Activity 1 ::
Repeat the stretch of the GTX 670 article from "NVIDIA revealed its" through "after the break.", word for word.
Activity 2 ::
Condense the paragraph of the GTX 670 article that begins "Tom's Hardware was bullish" into a short list of its main points.
Activity 3 ::
According to the GTX 670 article, what price range should the reference card put the GTX 670 in?

Top of Selected text

NVIDIA revealed its latest GPU today, and even if the GeForce GTX 670 isn't technically the greatest (that honor goes to its dual-GPU big brother the 690) reviews across the board are generally positive. The reference card should put prices in the $400 range, about a hundred bucks less than the GTX 680 and considerably more justifiable for the PC gamer on a budget. Take a look at the opinions of the major gaming and hardware resources after the break.
AnandTech is one of the most trusted resources around when it comes to nitty-gritty high-end testing, and the reviewers came away impressed. Comparing the GTX 670 with its AMD rival the Radeon 7970, the NVIDIA card managed comparable gaming performance at a price of $60-80 less. "NVIDIA can’t quite beat the 7950 in every game (e.g. Crysis), but when it loses it’s close, and when it wins it’s 15%, 25%, even 50% faster... as it stands the worst case scenario for the GTX 670 is that it performs like a 7950 while the best case scenario is that it performs like a 7970."
While acknowledging that the GTX 670 beats out AMD's competing models, Extreme Tech noted that the distinction isn't all that dramatic, and that the availability shortage with the GTX 680 may rear its head again. "As far as direct competition with AMD is concerned, Kepler puts Nvidia back in the driver’s seat when it comes to defining performance at a given price point. The good news, for both consumers and AMD, is that the comparison isn’t nearly as one-sided as we’ve sometimes seen in previous generations."
Tom's Hardware was bullish on both the Kepler board itself, and its price when compared with current and past NVIDIA models. "[The] GeForce GTX 670 is a phenomenal little board that blows right past the GeForce GTX 580—a card that was introduced at $500 a year and a half ago." Tom's Hardware was still skeptical on retail availability after trouble finding GTX 680 and 690 units in the real world.

Bottom of Selected text
Top of Listed entries

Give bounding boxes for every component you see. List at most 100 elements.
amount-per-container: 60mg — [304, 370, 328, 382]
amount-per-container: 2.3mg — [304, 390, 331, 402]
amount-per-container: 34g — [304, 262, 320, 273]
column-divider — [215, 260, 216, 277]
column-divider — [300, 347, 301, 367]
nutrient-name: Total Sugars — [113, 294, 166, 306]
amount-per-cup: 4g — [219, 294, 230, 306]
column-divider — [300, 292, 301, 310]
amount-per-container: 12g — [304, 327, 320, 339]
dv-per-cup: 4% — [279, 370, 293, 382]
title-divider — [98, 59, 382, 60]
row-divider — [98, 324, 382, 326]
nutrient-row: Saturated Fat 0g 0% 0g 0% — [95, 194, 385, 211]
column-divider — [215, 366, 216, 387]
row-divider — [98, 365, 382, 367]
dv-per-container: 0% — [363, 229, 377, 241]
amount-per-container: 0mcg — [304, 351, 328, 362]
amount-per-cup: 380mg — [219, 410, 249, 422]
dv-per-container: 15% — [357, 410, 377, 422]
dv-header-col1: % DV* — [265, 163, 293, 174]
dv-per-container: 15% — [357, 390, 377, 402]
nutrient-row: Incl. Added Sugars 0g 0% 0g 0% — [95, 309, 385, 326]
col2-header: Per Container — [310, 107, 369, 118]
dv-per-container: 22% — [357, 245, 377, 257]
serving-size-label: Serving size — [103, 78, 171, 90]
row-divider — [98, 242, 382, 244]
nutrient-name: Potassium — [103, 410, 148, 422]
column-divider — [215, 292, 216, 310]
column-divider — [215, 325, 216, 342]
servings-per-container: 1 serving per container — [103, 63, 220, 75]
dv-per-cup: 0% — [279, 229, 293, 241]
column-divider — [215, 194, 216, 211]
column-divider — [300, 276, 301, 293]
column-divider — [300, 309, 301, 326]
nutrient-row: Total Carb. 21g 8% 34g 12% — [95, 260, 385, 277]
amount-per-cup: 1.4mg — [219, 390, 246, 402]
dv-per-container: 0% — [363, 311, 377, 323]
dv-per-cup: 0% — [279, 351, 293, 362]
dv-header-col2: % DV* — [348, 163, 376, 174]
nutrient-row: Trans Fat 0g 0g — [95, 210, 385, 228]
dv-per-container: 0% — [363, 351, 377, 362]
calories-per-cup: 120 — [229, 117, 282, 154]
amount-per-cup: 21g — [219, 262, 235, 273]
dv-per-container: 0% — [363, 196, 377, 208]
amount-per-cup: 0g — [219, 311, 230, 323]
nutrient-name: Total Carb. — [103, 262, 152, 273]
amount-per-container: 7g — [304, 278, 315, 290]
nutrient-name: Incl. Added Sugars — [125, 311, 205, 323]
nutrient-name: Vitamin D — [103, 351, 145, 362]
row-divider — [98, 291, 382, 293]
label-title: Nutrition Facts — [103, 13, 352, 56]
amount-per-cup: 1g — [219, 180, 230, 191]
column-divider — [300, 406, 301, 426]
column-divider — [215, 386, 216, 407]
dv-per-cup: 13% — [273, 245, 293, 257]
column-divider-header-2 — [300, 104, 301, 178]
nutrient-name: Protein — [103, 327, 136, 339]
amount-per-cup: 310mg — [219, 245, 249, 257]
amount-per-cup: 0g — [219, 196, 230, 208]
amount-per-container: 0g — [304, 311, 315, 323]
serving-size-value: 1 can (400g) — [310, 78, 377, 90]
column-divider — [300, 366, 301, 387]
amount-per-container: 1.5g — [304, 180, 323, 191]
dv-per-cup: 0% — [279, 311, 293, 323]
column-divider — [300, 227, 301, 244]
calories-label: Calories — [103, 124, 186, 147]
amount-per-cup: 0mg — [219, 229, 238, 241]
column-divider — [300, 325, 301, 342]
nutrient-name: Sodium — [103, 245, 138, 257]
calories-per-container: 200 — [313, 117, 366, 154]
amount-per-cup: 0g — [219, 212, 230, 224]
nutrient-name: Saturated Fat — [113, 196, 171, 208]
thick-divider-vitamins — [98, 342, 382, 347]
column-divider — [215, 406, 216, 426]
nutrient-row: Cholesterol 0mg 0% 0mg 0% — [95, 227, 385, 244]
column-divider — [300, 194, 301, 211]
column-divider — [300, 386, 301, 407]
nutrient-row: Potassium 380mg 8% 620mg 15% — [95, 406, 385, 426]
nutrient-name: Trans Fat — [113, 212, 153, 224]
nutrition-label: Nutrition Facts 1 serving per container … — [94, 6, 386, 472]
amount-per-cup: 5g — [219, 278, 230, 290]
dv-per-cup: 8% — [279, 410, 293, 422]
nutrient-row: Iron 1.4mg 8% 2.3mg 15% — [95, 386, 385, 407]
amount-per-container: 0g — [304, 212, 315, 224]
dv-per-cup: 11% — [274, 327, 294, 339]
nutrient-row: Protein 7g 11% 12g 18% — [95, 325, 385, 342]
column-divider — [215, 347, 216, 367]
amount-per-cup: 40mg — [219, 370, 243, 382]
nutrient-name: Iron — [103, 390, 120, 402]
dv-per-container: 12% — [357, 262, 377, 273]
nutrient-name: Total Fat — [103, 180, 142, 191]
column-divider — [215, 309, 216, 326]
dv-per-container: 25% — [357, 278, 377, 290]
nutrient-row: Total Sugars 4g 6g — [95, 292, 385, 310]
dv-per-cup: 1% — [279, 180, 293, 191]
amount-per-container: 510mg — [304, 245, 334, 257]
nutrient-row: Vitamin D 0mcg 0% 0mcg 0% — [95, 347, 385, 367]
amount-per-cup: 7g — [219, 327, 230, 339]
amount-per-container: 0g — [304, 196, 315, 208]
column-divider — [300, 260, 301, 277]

Bottom of Listed entries

Exercise response 1 ::
NVIDIA revealed its latest GPU today, and even if the GeForce GTX 670 isn't technically the greatest (that honor goes to its dual-GPU big brother the 690) reviews across the board are generally positive. The reference card should put prices in the $400 range, about a hundred bucks less than the GTX 680 and considerably more justifiable for the PC gamer on a budget. Take a look at the opinions of the major gaming and hardware resources after the break.

Exercise response 2 ::
- Tom's Hardware was bullish on the Kepler board and on its price compared with current and past NVIDIA models.
- It called the GTX 670 a phenomenal little board that blows past the GeForce GTX 580, a card introduced at $500 a year and a half earlier.
- It remained skeptical about retail availability after having trouble finding GTX 680 and 690 units.

Exercise response 3 ::
The $400 range, about a hundred dollars less than the GTX 680.